Make an exact copy of all the data.

**EXERCISE MATERIAL**
###

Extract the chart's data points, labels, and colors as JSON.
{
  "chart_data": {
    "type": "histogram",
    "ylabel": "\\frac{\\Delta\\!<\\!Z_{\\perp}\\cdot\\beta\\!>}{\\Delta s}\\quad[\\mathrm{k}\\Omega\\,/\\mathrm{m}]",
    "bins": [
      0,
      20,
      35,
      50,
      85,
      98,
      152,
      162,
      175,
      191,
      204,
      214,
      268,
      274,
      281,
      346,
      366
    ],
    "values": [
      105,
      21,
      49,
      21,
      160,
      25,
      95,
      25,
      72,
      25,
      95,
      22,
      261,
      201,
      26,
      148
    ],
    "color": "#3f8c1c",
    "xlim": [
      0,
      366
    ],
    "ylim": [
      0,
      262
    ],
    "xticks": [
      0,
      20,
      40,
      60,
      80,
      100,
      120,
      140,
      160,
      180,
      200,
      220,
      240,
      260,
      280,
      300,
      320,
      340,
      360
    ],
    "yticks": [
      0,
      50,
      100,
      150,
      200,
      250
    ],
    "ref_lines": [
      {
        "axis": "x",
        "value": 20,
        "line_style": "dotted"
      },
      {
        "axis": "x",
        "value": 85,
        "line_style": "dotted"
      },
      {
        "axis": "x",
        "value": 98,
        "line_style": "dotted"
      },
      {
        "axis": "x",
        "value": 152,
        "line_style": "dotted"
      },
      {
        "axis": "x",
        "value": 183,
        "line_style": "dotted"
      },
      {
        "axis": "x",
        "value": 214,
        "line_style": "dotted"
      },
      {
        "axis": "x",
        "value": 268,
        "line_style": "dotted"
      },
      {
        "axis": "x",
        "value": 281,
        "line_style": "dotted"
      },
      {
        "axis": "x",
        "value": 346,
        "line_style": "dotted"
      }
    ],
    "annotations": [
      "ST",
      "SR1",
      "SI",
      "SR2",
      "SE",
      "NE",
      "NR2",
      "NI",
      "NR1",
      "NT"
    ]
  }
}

###

**FINISHED ANSWER**
Extract the chart's data points, labels, and colors as JSON.
{
  "chart_data": {
    "type": "histogram",
    "ylabel": "\\frac{\\Delta\\!<\\!Z_{\\perp}\\cdot\\beta\\!>}{\\Delta s}\\quad[\\mathrm{k}\\Omega\\,/\\mathrm{m}]",
    "bins": [
      0,
      20,
      35,
      50,
      85,
      98,
      152,
      162,
      175,
      191,
      204,
      214,
      268,
      274,
      281,
      346,
      366
    ],
    "values": [
      105,
      21,
      49,
      21,
      160,
      25,
      95,
      25,
      72,
      25,
      95,
      22,
      261,
      201,
      26,
      148
    ],
    "color": "#3f8c1c",
    "xlim": [
      0,
      366
    ],
    "ylim": [
      0,
      262
    ],
    "xticks": [
      0,
      20,
      40,
      60,
      80,
      100,
      120,
      140,
      160,
      180,
      200,
      220,
      240,
      260,
      280,
      300,
      320,
      340,
      360
    ],
    "yticks": [
      0,
      50,
      100,
      150,
      200,
      250
    ],
    "ref_lines": [
      {
        "axis": "x",
        "value": 20,
        "line_style": "dotted"
      },
      {
        "axis": "x",
        "value": 85,
        "line_style": "dotted"
      },
      {
        "axis": "x",
        "value": 98,
        "line_style": "dotted"
      },
      {
        "axis": "x",
        "value": 152,
        "line_style": "dotted"
      },
      {
        "axis": "x",
        "value": 183,
        "line_style": "dotted"
      },
      {
        "axis": "x",
        "value": 214,
        "line_style": "dotted"
      },
      {
        "axis": "x",
        "value": 268,
        "line_style": "dotted"
      },
      {
        "axis": "x",
        "value": 281,
        "line_style": "dotted"
      },
      {
        "axis": "x",
        "value": 346,
        "line_style": "dotted"
      }
    ],
    "annotations": [
      "ST",
      "SR1",
      "SI",
      "SR2",
      "SE",
      "NE",
      "NR2",
      "NI",
      "NR1",
      "NT"
    ]
  }
}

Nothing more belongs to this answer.